# EXERCISE:
Lines containing the string "content" are to be counted; report the total by itself.

# EXTRACTED ENTRIES:
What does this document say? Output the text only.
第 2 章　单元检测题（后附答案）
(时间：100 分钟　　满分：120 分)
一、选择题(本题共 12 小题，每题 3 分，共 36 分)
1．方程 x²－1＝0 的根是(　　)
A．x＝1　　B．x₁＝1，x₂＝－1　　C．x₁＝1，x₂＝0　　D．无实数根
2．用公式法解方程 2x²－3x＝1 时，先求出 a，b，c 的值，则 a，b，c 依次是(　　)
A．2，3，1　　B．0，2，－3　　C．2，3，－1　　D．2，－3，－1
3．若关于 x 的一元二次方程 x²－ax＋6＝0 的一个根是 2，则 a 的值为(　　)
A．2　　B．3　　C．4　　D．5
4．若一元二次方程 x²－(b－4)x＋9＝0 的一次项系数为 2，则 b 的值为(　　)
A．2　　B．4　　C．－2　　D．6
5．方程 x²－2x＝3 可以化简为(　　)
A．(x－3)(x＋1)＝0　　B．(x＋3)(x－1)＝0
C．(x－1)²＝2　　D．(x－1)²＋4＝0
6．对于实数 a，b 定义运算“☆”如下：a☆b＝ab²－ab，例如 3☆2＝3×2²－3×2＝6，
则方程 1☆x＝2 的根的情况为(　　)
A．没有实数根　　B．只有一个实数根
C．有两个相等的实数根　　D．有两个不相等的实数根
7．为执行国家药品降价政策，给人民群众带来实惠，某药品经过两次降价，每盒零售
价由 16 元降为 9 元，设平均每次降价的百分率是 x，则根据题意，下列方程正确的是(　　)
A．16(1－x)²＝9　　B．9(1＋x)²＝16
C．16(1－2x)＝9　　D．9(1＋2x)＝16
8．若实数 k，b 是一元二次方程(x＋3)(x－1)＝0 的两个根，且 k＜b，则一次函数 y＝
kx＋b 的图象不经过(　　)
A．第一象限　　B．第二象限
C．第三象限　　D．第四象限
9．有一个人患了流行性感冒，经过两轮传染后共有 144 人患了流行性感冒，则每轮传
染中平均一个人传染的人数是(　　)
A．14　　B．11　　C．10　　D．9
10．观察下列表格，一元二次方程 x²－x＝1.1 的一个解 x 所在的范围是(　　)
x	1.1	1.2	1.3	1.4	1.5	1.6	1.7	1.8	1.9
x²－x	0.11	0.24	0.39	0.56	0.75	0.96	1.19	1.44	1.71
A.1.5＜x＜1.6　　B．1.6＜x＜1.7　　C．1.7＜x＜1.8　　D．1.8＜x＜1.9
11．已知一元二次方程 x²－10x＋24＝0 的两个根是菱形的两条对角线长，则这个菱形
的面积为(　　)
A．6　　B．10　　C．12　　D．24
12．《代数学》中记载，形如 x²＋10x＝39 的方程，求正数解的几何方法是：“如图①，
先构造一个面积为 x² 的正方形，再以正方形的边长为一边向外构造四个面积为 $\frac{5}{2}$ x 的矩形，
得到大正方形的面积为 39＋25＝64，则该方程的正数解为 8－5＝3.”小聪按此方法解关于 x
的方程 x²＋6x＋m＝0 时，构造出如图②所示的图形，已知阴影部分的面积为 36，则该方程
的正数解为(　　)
==
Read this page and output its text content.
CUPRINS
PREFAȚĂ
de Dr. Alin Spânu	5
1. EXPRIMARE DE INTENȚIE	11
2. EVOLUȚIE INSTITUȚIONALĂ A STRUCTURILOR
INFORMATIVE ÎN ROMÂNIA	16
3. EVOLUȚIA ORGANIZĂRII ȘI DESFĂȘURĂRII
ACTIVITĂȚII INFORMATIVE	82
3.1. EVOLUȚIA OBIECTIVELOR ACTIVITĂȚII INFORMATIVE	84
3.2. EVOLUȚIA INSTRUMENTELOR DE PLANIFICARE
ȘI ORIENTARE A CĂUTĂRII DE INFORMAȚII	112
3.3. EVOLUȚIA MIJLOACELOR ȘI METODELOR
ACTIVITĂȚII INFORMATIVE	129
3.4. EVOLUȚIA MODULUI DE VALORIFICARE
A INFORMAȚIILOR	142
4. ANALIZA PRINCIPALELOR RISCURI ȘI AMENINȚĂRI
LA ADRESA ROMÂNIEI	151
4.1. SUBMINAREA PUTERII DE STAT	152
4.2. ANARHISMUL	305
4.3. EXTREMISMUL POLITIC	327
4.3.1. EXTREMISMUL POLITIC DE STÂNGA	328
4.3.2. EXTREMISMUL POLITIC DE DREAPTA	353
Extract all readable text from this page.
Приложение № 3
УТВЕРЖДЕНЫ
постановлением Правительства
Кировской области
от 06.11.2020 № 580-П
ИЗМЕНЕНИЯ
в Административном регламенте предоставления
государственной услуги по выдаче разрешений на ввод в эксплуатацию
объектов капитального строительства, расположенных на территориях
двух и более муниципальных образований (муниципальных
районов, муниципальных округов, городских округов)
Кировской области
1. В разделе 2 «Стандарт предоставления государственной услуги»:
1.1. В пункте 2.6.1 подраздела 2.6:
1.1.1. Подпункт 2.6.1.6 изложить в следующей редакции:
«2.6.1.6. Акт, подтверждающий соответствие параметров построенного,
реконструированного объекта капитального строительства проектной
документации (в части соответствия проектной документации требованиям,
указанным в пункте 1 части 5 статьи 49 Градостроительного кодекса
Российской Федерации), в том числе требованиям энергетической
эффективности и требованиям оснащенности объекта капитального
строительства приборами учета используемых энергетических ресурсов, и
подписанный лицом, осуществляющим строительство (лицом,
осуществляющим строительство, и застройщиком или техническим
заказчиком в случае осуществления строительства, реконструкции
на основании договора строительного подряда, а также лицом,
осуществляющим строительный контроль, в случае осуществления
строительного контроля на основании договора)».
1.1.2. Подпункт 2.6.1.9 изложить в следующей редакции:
--
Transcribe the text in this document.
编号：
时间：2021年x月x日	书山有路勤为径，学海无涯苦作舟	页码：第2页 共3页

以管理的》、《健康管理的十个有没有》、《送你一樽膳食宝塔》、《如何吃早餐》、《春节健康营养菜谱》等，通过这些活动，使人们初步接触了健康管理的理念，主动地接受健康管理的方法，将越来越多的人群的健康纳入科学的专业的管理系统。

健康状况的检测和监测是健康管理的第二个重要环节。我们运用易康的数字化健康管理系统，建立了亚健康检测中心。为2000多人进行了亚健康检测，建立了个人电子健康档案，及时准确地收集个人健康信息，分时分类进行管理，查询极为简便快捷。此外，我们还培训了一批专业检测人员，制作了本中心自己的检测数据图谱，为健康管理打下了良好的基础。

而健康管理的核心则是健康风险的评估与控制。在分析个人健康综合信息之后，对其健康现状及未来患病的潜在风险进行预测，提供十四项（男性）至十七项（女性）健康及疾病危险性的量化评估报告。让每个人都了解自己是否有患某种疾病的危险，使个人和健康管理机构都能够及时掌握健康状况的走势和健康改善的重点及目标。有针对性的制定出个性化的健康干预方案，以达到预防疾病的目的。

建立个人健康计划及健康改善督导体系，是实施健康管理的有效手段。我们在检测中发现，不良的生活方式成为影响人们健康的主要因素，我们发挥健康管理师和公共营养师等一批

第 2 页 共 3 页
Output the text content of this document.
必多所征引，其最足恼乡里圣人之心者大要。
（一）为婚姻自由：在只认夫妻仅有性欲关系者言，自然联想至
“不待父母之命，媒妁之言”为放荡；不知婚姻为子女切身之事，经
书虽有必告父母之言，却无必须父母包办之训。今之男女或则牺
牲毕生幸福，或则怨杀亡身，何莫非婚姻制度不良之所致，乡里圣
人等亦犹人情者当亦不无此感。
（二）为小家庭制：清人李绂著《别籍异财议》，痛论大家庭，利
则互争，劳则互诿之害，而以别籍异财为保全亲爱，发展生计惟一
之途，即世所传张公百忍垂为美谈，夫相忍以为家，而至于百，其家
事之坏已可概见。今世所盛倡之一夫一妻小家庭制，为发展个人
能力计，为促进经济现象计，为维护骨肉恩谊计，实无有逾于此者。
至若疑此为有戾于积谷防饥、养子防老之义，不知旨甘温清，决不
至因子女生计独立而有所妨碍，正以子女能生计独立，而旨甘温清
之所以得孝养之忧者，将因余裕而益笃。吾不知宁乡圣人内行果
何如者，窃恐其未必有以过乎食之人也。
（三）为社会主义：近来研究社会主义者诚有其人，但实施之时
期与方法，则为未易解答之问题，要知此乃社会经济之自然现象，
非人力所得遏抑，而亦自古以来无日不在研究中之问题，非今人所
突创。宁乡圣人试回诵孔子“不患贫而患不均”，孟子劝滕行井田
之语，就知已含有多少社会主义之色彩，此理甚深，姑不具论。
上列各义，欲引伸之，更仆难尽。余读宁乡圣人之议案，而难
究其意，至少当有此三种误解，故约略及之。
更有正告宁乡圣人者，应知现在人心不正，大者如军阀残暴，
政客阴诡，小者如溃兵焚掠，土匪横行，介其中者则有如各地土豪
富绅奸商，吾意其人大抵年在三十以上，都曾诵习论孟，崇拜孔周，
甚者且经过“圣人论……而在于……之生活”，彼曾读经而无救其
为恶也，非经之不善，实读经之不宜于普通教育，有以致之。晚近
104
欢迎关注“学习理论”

# RESULT:
2